§ Written instruction
Print every entry exactly as written.

§ Provided records
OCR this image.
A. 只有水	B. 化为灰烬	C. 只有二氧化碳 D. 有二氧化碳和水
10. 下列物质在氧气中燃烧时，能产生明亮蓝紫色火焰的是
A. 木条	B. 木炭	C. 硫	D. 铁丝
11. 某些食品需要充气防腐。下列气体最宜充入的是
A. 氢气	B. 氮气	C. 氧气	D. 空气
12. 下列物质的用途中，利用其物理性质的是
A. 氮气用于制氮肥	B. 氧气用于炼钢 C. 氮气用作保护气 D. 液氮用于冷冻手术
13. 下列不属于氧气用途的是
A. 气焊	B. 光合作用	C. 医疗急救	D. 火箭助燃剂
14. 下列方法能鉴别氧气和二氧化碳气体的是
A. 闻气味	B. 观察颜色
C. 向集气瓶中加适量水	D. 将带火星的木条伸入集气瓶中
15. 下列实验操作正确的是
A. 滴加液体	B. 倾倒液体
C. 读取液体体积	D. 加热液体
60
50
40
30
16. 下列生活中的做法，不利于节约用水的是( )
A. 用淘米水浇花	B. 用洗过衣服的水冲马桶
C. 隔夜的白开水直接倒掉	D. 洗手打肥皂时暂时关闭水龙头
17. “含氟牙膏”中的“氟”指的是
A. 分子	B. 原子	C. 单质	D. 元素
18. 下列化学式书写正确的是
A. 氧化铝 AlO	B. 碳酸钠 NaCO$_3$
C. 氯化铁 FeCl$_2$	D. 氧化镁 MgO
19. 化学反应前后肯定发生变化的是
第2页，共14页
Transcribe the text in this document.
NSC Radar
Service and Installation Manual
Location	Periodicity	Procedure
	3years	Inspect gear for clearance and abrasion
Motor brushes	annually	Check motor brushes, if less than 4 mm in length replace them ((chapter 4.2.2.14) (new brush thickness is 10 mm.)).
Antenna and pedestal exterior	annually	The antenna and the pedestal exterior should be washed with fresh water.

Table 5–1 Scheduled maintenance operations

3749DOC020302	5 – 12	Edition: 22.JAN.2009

§ Task response
OCR this image.
A. 只有水	B. 化为灰烬	C. 只有二氧化碳 D. 有二氧化碳和水
10. 下列物质在氧气中燃烧时，能产生明亮蓝紫色火焰的是
A. 木条	B. 木炭	C. 硫	D. 铁丝
11. 某些食品需要充气防腐。下列气体最宜充入的是
A. 氢气	B. 氮气	C. 氧气	D. 空气
12. 下列物质的用途中，利用其物理性质的是
A. 氮气用于制氮肥	B. 氧气用于炼钢 C. 氮气用作保护气 D. 液氮用于冷冻手术
13. 下列不属于氧气用途的是
A. 气焊	B. 光合作用	C. 医疗急救	D. 火箭助燃剂
14. 下列方法能鉴别氧气和二氧化碳气体的是
A. 闻气味	B. 观察颜色
C. 向集气瓶中加适量水	D. 将带火星的木条伸入集气瓶中
15. 下列实验操作正确的是
A. 滴加液体	B. 倾倒液体
C. 读取液体体积	D. 加热液体
60
50
40
30
16. 下列生活中的做法，不利于节约用水的是( )
A. 用淘米水浇花	B. 用洗过衣服的水冲马桶
C. 隔夜的白开水直接倒掉	D. 洗手打肥皂时暂时关闭水龙头
17. “含氟牙膏”中的“氟”指的是
A. 分子	B. 原子	C. 单质	D. 元素
18. 下列化学式书写正确的是
A. 氧化铝 AlO	B. 碳酸钠 NaCO$_3$
C. 氯化铁 FeCl$_2$	D. 氧化镁 MgO
19. 化学反应前后肯定发生变化的是
第2页，共14页
Transcribe the text in this document.
NSC Radar
Service and Installation Manual
Location	Periodicity	Procedure
	3years	Inspect gear for clearance and abrasion
Motor brushes	annually	Check motor brushes, if less than 4 mm in length replace them ((chapter 4.2.2.14) (new brush thickness is 10 mm.)).
Antenna and pedestal exterior	annually	The antenna and the pedestal exterior should be washed with fresh water.

Table 5–1 Scheduled maintenance operations

3749DOC020302	5 – 12	Edition: 22.JAN.2009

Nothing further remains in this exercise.